Data in this exercise:
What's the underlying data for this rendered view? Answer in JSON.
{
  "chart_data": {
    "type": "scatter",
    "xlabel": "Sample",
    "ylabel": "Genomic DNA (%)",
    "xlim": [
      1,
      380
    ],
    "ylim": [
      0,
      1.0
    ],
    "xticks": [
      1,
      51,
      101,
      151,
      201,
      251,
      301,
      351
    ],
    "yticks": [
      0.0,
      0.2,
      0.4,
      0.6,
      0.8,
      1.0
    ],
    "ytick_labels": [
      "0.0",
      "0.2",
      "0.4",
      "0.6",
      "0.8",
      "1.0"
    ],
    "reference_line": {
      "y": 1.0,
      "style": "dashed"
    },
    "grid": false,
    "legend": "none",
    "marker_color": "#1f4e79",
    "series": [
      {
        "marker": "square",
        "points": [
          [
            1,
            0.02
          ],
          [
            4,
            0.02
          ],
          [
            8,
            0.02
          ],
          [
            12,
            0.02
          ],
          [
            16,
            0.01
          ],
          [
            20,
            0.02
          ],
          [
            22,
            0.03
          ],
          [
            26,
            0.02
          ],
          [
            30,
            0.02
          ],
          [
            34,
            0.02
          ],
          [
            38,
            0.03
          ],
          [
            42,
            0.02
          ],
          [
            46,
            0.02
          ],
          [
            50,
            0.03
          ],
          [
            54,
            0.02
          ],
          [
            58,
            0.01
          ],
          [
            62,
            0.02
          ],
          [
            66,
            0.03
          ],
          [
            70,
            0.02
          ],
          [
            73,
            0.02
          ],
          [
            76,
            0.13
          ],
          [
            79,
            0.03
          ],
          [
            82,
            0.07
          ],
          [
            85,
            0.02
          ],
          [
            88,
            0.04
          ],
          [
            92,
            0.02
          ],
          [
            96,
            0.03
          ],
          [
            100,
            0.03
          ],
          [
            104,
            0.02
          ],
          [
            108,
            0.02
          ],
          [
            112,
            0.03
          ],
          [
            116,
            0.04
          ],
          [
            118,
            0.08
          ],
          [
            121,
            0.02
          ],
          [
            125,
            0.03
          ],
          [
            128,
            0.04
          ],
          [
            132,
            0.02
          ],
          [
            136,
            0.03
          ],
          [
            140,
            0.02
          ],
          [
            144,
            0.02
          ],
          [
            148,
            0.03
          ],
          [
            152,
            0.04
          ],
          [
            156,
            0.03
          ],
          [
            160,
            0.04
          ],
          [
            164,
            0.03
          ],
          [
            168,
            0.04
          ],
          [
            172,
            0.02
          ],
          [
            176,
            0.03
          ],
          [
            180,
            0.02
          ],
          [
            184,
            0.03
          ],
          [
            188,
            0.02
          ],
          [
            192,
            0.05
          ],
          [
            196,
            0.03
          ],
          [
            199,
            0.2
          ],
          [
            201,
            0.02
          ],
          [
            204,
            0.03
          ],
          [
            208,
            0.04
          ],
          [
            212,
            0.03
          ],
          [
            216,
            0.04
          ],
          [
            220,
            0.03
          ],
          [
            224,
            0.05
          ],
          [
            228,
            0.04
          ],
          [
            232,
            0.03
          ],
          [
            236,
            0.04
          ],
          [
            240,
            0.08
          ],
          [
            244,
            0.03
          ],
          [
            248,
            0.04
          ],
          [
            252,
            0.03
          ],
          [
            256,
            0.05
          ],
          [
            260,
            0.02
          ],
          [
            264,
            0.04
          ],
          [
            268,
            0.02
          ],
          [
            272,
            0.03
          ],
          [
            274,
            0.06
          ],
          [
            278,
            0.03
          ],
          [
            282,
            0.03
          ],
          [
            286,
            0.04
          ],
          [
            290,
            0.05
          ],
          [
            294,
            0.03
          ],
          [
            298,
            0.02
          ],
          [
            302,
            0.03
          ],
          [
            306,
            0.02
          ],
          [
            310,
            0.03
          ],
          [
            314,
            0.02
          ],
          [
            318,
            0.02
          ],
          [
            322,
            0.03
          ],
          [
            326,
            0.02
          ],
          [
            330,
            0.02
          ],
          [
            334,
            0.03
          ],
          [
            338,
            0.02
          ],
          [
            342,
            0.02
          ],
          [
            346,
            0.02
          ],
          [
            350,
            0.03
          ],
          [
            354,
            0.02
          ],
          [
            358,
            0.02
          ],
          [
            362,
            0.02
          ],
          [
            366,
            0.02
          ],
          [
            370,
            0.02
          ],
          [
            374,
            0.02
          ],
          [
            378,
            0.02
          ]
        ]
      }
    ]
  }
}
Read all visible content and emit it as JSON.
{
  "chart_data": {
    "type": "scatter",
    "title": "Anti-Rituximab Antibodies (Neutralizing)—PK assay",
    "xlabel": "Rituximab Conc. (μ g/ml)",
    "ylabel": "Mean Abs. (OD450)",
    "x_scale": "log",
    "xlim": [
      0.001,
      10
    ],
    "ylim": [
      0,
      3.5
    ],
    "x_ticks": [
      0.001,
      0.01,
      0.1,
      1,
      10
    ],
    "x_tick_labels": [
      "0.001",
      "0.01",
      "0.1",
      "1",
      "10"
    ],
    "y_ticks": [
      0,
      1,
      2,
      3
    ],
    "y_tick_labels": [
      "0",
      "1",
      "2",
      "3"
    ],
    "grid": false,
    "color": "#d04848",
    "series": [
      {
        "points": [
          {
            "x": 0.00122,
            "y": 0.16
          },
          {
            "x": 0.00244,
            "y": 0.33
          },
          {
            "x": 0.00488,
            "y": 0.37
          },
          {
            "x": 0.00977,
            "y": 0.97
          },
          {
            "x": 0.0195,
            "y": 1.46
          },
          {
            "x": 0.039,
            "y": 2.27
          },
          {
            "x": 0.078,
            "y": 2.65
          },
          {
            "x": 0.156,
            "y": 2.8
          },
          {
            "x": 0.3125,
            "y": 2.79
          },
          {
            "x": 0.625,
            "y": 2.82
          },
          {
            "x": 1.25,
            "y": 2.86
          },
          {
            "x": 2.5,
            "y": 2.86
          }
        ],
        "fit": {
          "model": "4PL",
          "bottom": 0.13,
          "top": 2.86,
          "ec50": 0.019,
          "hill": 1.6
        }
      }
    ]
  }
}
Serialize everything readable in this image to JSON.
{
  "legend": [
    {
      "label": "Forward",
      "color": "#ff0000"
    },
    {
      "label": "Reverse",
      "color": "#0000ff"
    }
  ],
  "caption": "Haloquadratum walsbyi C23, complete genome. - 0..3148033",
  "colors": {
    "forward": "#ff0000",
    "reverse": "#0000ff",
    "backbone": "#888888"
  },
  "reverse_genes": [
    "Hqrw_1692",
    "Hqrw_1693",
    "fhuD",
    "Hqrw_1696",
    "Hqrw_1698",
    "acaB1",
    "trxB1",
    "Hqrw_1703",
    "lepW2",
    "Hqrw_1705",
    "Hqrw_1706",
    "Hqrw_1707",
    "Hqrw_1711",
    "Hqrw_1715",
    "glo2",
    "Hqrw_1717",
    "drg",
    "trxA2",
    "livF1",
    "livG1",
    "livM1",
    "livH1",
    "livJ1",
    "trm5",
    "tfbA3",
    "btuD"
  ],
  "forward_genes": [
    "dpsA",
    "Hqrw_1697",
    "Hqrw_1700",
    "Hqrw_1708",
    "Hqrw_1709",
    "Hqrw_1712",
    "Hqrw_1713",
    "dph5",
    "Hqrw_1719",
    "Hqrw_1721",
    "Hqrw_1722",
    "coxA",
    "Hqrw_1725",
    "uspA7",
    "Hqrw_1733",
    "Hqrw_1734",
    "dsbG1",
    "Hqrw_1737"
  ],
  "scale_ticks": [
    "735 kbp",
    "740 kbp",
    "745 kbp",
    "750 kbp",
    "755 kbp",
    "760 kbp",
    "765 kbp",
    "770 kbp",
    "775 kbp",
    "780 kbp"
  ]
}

Activity: Word-for-word copies of all the records are required.

Problem solution:
What's the underlying data for this rendered view? Answer in JSON.
{
  "chart_data": {
    "type": "scatter",
    "xlabel": "Sample",
    "ylabel": "Genomic DNA (%)",
    "xlim": [
      1,
      380
    ],
    "ylim": [
      0,
      1.0
    ],
    "xticks": [
      1,
      51,
      101,
      151,
      201,
      251,
      301,
      351
    ],
    "yticks": [
      0.0,
      0.2,
      0.4,
      0.6,
      0.8,
      1.0
    ],
    "ytick_labels": [
      "0.0",
      "0.2",
      "0.4",
      "0.6",
      "0.8",
      "1.0"
    ],
    "reference_line": {
      "y": 1.0,
      "style": "dashed"
    },
    "grid": false,
    "legend": "none",
    "marker_color": "#1f4e79",
    "series": [
      {
        "marker": "square",
        "points": [
          [
            1,
            0.02
          ],
          [
            4,
            0.02
          ],
          [
            8,
            0.02
          ],
          [
            12,
            0.02
          ],
          [
            16,
            0.01
          ],
          [
            20,
            0.02
          ],
          [
            22,
            0.03
          ],
          [
            26,
            0.02
          ],
          [
            30,
            0.02
          ],
          [
            34,
            0.02
          ],
          [
            38,
            0.03
          ],
          [
            42,
            0.02
          ],
          [
            46,
            0.02
          ],
          [
            50,
            0.03
          ],
          [
            54,
            0.02
          ],
          [
            58,
            0.01
          ],
          [
            62,
            0.02
          ],
          [
            66,
            0.03
          ],
          [
            70,
            0.02
          ],
          [
            73,
            0.02
          ],
          [
            76,
            0.13
          ],
          [
            79,
            0.03
          ],
          [
            82,
            0.07
          ],
          [
            85,
            0.02
          ],
          [
            88,
            0.04
          ],
          [
            92,
            0.02
          ],
          [
            96,
            0.03
          ],
          [
            100,
            0.03
          ],
          [
            104,
            0.02
          ],
          [
            108,
            0.02
          ],
          [
            112,
            0.03
          ],
          [
            116,
            0.04
          ],
          [
            118,
            0.08
          ],
          [
            121,
            0.02
          ],
          [
            125,
            0.03
          ],
          [
            128,
            0.04
          ],
          [
            132,
            0.02
          ],
          [
            136,
            0.03
          ],
          [
            140,
            0.02
          ],
          [
            144,
            0.02
          ],
          [
            148,
            0.03
          ],
          [
            152,
            0.04
          ],
          [
            156,
            0.03
          ],
          [
            160,
            0.04
          ],
          [
            164,
            0.03
          ],
          [
            168,
            0.04
          ],
          [
            172,
            0.02
          ],
          [
            176,
            0.03
          ],
          [
            180,
            0.02
          ],
          [
            184,
            0.03
          ],
          [
            188,
            0.02
          ],
          [
            192,
            0.05
          ],
          [
            196,
            0.03
          ],
          [
            199,
            0.2
          ],
          [
            201,
            0.02
          ],
          [
            204,
            0.03
          ],
          [
            208,
            0.04
          ],
          [
            212,
            0.03
          ],
          [
            216,
            0.04
          ],
          [
            220,
            0.03
          ],
          [
            224,
            0.05
          ],
          [
            228,
            0.04
          ],
          [
            232,
            0.03
          ],
          [
            236,
            0.04
          ],
          [
            240,
            0.08
          ],
          [
            244,
            0.03
          ],
          [
            248,
            0.04
          ],
          [
            252,
            0.03
          ],
          [
            256,
            0.05
          ],
          [
            260,
            0.02
          ],
          [
            264,
            0.04
          ],
          [
            268,
            0.02
          ],
          [
            272,
            0.03
          ],
          [
            274,
            0.06
          ],
          [
            278,
            0.03
          ],
          [
            282,
            0.03
          ],
          [
            286,
            0.04
          ],
          [
            290,
            0.05
          ],
          [
            294,
            0.03
          ],
          [
            298,
            0.02
          ],
          [
            302,
            0.03
          ],
          [
            306,
            0.02
          ],
          [
            310,
            0.03
          ],
          [
            314,
            0.02
          ],
          [
            318,
            0.02
          ],
          [
            322,
            0.03
          ],
          [
            326,
            0.02
          ],
          [
            330,
            0.02
          ],
          [
            334,
            0.03
          ],
          [
            338,
            0.02
          ],
          [
            342,
            0.02
          ],
          [
            346,
            0.02
          ],
          [
            350,
            0.03
          ],
          [
            354,
            0.02
          ],
          [
            358,
            0.02
          ],
          [
            362,
            0.02
          ],
          [
            366,
            0.02
          ],
          [
            370,
            0.02
          ],
          [
            374,
            0.02
          ],
          [
            378,
            0.02
          ]
        ]
      }
    ]
  }
}
Read all visible content and emit it as JSON.
{
  "chart_data": {
    "type": "scatter",
    "title": "Anti-Rituximab Antibodies (Neutralizing)—PK assay",
    "xlabel": "Rituximab Conc. (μ g/ml)",
    "ylabel": "Mean Abs. (OD450)",
    "x_scale": "log",
    "xlim": [
      0.001,
      10
    ],
    "ylim": [
      0,
      3.5
    ],
    "x_ticks": [
      0.001,
      0.01,
      0.1,
      1,
      10
    ],
    "x_tick_labels": [
      "0.001",
      "0.01",
      "0.1",
      "1",
      "10"
    ],
    "y_ticks": [
      0,
      1,
      2,
      3
    ],
    "y_tick_labels": [
      "0",
      "1",
      "2",
      "3"
    ],
    "grid": false,
    "color": "#d04848",
    "series": [
      {
        "points": [
          {
            "x": 0.00122,
            "y": 0.16
          },
          {
            "x": 0.00244,
            "y": 0.33
          },
          {
            "x": 0.00488,
            "y": 0.37
          },
          {
            "x": 0.00977,
            "y": 0.97
          },
          {
            "x": 0.0195,
            "y": 1.46
          },
          {
            "x": 0.039,
            "y": 2.27
          },
          {
            "x": 0.078,
            "y": 2.65
          },
          {
            "x": 0.156,
            "y": 2.8
          },
          {
            "x": 0.3125,
            "y": 2.79
          },
          {
            "x": 0.625,
            "y": 2.82
          },
          {
            "x": 1.25,
            "y": 2.86
          },
          {
            "x": 2.5,
            "y": 2.86
          }
        ],
        "fit": {
          "model": "4PL",
          "bottom": 0.13,
          "top": 2.86,
          "ec50": 0.019,
          "hill": 1.6
        }
      }
    ]
  }
}
Serialize everything readable in this image to JSON.
{
  "legend": [
    {
      "label": "Forward",
      "color": "#ff0000"
    },
    {
      "label": "Reverse",
      "color": "#0000ff"
    }
  ],
  "caption": "Haloquadratum walsbyi C23, complete genome. - 0..3148033",
  "colors": {
    "forward": "#ff0000",
    "reverse": "#0000ff",
    "backbone": "#888888"
  },
  "reverse_genes": [
    "Hqrw_1692",
    "Hqrw_1693",
    "fhuD",
    "Hqrw_1696",
    "Hqrw_1698",
    "acaB1",
    "trxB1",
    "Hqrw_1703",
    "lepW2",
    "Hqrw_1705",
    "Hqrw_1706",
    "Hqrw_1707",
    "Hqrw_1711",
    "Hqrw_1715",
    "glo2",
    "Hqrw_1717",
    "drg",
    "trxA2",
    "livF1",
    "livG1",
    "livM1",
    "livH1",
    "livJ1",
    "trm5",
    "tfbA3",
    "btuD"
  ],
  "forward_genes": [
    "dpsA",
    "Hqrw_1697",
    "Hqrw_1700",
    "Hqrw_1708",
    "Hqrw_1709",
    "Hqrw_1712",
    "Hqrw_1713",
    "dph5",
    "Hqrw_1719",
    "Hqrw_1721",
    "Hqrw_1722",
    "coxA",
    "Hqrw_1725",
    "uspA7",
    "Hqrw_1733",
    "Hqrw_1734",
    "dsbG1",
    "Hqrw_1737"
  ],
  "scale_ticks": [
    "735 kbp",
    "740 kbp",
    "745 kbp",
    "750 kbp",
    "755 kbp",
    "760 kbp",
    "765 kbp",
    "770 kbp",
    "775 kbp",
    "780 kbp"
  ]
}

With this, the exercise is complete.